== Data for the task ==
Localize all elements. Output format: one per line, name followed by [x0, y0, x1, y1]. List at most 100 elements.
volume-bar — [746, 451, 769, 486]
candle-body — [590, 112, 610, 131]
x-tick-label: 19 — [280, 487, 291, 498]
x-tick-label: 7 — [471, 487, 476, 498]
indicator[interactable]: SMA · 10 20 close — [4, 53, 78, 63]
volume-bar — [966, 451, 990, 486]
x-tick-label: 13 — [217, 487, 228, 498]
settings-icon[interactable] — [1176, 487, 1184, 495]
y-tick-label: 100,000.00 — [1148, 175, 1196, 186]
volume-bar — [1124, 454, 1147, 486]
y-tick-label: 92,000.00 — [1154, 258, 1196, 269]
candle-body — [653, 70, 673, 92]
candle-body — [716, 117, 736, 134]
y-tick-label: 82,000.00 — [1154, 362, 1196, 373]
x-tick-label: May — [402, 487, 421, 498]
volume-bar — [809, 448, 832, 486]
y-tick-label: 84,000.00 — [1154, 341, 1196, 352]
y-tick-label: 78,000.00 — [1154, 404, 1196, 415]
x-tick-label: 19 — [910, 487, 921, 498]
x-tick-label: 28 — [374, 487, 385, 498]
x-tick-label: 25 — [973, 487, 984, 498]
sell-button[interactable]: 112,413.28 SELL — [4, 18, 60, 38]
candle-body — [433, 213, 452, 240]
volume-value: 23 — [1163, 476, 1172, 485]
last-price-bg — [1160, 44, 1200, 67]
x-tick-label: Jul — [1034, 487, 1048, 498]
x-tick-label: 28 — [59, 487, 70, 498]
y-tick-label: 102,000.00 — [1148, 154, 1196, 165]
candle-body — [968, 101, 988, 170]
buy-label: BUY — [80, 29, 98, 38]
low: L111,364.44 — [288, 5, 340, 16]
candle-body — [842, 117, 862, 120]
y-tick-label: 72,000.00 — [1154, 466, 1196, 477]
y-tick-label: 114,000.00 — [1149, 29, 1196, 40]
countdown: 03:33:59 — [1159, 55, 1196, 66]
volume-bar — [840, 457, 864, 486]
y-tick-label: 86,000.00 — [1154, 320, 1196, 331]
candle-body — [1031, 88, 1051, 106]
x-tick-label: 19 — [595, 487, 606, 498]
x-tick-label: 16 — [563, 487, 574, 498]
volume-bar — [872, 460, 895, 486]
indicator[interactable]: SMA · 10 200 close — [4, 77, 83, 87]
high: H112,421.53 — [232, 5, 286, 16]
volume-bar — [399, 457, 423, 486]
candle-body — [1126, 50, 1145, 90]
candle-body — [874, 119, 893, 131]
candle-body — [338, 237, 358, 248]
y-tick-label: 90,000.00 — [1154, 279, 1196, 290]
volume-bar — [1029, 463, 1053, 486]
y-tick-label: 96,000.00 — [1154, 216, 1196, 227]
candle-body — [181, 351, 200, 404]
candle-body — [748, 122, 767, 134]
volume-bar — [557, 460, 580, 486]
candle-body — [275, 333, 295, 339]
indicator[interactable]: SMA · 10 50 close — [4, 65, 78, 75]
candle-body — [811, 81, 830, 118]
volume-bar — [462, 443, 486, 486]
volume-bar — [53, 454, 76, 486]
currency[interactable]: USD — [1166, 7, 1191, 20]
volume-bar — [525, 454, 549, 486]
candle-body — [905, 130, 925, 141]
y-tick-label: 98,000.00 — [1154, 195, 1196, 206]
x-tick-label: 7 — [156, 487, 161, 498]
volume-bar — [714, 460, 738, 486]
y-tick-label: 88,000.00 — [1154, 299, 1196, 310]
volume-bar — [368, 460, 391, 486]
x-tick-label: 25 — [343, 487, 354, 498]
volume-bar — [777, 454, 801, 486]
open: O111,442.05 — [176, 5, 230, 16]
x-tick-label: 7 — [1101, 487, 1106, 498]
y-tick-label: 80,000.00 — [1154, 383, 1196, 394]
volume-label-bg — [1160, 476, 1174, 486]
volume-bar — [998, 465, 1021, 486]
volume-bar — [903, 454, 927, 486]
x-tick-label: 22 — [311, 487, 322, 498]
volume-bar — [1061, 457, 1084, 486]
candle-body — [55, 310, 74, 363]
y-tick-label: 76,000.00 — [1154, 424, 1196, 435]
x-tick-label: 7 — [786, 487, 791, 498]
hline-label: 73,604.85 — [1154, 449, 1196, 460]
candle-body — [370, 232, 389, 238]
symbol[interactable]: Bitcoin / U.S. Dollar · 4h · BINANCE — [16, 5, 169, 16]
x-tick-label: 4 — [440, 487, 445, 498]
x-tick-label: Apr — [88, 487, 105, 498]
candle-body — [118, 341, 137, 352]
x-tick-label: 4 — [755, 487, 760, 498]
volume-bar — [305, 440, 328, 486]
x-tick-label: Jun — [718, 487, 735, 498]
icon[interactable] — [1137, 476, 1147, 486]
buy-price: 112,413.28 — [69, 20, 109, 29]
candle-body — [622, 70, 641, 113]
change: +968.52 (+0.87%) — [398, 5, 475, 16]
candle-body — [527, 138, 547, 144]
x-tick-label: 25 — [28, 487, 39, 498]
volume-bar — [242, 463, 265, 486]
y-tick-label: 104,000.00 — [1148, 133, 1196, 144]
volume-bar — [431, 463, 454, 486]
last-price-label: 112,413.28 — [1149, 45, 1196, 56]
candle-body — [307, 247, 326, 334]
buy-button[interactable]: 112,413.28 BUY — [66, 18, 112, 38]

== Your instructions ==
Copy out every one of the entries above word for word, line by line, with nothing changed.

== Result ==
Localize all elements. Output format: one per line, name followed by [x0, y0, x1, y1]. List at most 100 elements.
volume-bar — [746, 451, 769, 486]
candle-body — [590, 112, 610, 131]
x-tick-label: 19 — [280, 487, 291, 498]
x-tick-label: 7 — [471, 487, 476, 498]
indicator[interactable]: SMA · 10 20 close — [4, 53, 78, 63]
volume-bar — [966, 451, 990, 486]
x-tick-label: 13 — [217, 487, 228, 498]
settings-icon[interactable] — [1176, 487, 1184, 495]
y-tick-label: 100,000.00 — [1148, 175, 1196, 186]
volume-bar — [1124, 454, 1147, 486]
y-tick-label: 92,000.00 — [1154, 258, 1196, 269]
candle-body — [653, 70, 673, 92]
candle-body — [716, 117, 736, 134]
y-tick-label: 82,000.00 — [1154, 362, 1196, 373]
x-tick-label: May — [402, 487, 421, 498]
volume-bar — [809, 448, 832, 486]
y-tick-label: 84,000.00 — [1154, 341, 1196, 352]
y-tick-label: 78,000.00 — [1154, 404, 1196, 415]
x-tick-label: 19 — [910, 487, 921, 498]
x-tick-label: 28 — [374, 487, 385, 498]
x-tick-label: 25 — [973, 487, 984, 498]
sell-button[interactable]: 112,413.28 SELL — [4, 18, 60, 38]
candle-body — [433, 213, 452, 240]
volume-value: 23 — [1163, 476, 1172, 485]
last-price-bg — [1160, 44, 1200, 67]
x-tick-label: Jul — [1034, 487, 1048, 498]
x-tick-label: 28 — [59, 487, 70, 498]
y-tick-label: 102,000.00 — [1148, 154, 1196, 165]
candle-body — [968, 101, 988, 170]
buy-label: BUY — [80, 29, 98, 38]
low: L111,364.44 — [288, 5, 340, 16]
candle-body — [842, 117, 862, 120]
y-tick-label: 72,000.00 — [1154, 466, 1196, 477]
y-tick-label: 114,000.00 — [1149, 29, 1196, 40]
countdown: 03:33:59 — [1159, 55, 1196, 66]
volume-bar — [840, 457, 864, 486]
y-tick-label: 86,000.00 — [1154, 320, 1196, 331]
candle-body — [1031, 88, 1051, 106]
x-tick-label: 19 — [595, 487, 606, 498]
x-tick-label: 16 — [563, 487, 574, 498]
volume-bar — [872, 460, 895, 486]
indicator[interactable]: SMA · 10 200 close — [4, 77, 83, 87]
high: H112,421.53 — [232, 5, 286, 16]
volume-bar — [399, 457, 423, 486]
candle-body — [1126, 50, 1145, 90]
candle-body — [874, 119, 893, 131]
candle-body — [338, 237, 358, 248]
y-tick-label: 90,000.00 — [1154, 279, 1196, 290]
volume-bar — [1029, 463, 1053, 486]
y-tick-label: 96,000.00 — [1154, 216, 1196, 227]
candle-body — [181, 351, 200, 404]
candle-body — [748, 122, 767, 134]
volume-bar — [557, 460, 580, 486]
candle-body — [275, 333, 295, 339]
indicator[interactable]: SMA · 10 50 close — [4, 65, 78, 75]
candle-body — [811, 81, 830, 118]
volume-bar — [462, 443, 486, 486]
volume-bar — [53, 454, 76, 486]
currency[interactable]: USD — [1166, 7, 1191, 20]
volume-bar — [525, 454, 549, 486]
candle-body — [905, 130, 925, 141]
y-tick-label: 98,000.00 — [1154, 195, 1196, 206]
x-tick-label: 7 — [156, 487, 161, 498]
volume-bar — [714, 460, 738, 486]
y-tick-label: 88,000.00 — [1154, 299, 1196, 310]
volume-bar — [368, 460, 391, 486]
x-tick-label: 25 — [343, 487, 354, 498]
volume-bar — [777, 454, 801, 486]
open: O111,442.05 — [176, 5, 230, 16]
x-tick-label: 7 — [1101, 487, 1106, 498]
y-tick-label: 80,000.00 — [1154, 383, 1196, 394]
volume-label-bg — [1160, 476, 1174, 486]
volume-bar — [998, 465, 1021, 486]
volume-bar — [903, 454, 927, 486]
x-tick-label: 22 — [311, 487, 322, 498]
volume-bar — [1061, 457, 1084, 486]
candle-body — [55, 310, 74, 363]
y-tick-label: 76,000.00 — [1154, 424, 1196, 435]
x-tick-label: 7 — [786, 487, 791, 498]
hline-label: 73,604.85 — [1154, 449, 1196, 460]
candle-body — [370, 232, 389, 238]
symbol[interactable]: Bitcoin / U.S. Dollar · 4h · BINANCE — [16, 5, 169, 16]
x-tick-label: 4 — [440, 487, 445, 498]
x-tick-label: Apr — [88, 487, 105, 498]
candle-body — [118, 341, 137, 352]
x-tick-label: 4 — [755, 487, 760, 498]
volume-bar — [305, 440, 328, 486]
x-tick-label: Jun — [718, 487, 735, 498]
icon[interactable] — [1137, 476, 1147, 486]
buy-price: 112,413.28 — [69, 20, 109, 29]
candle-body — [622, 70, 641, 113]
change: +968.52 (+0.87%) — [398, 5, 475, 16]
candle-body — [527, 138, 547, 144]
x-tick-label: 25 — [28, 487, 39, 498]
volume-bar — [242, 463, 265, 486]
y-tick-label: 104,000.00 — [1148, 133, 1196, 144]
volume-bar — [431, 463, 454, 486]
last-price-label: 112,413.28 — [1149, 45, 1196, 56]
candle-body — [307, 247, 326, 334]
buy-button[interactable]: 112,413.28 BUY — [66, 18, 112, 38]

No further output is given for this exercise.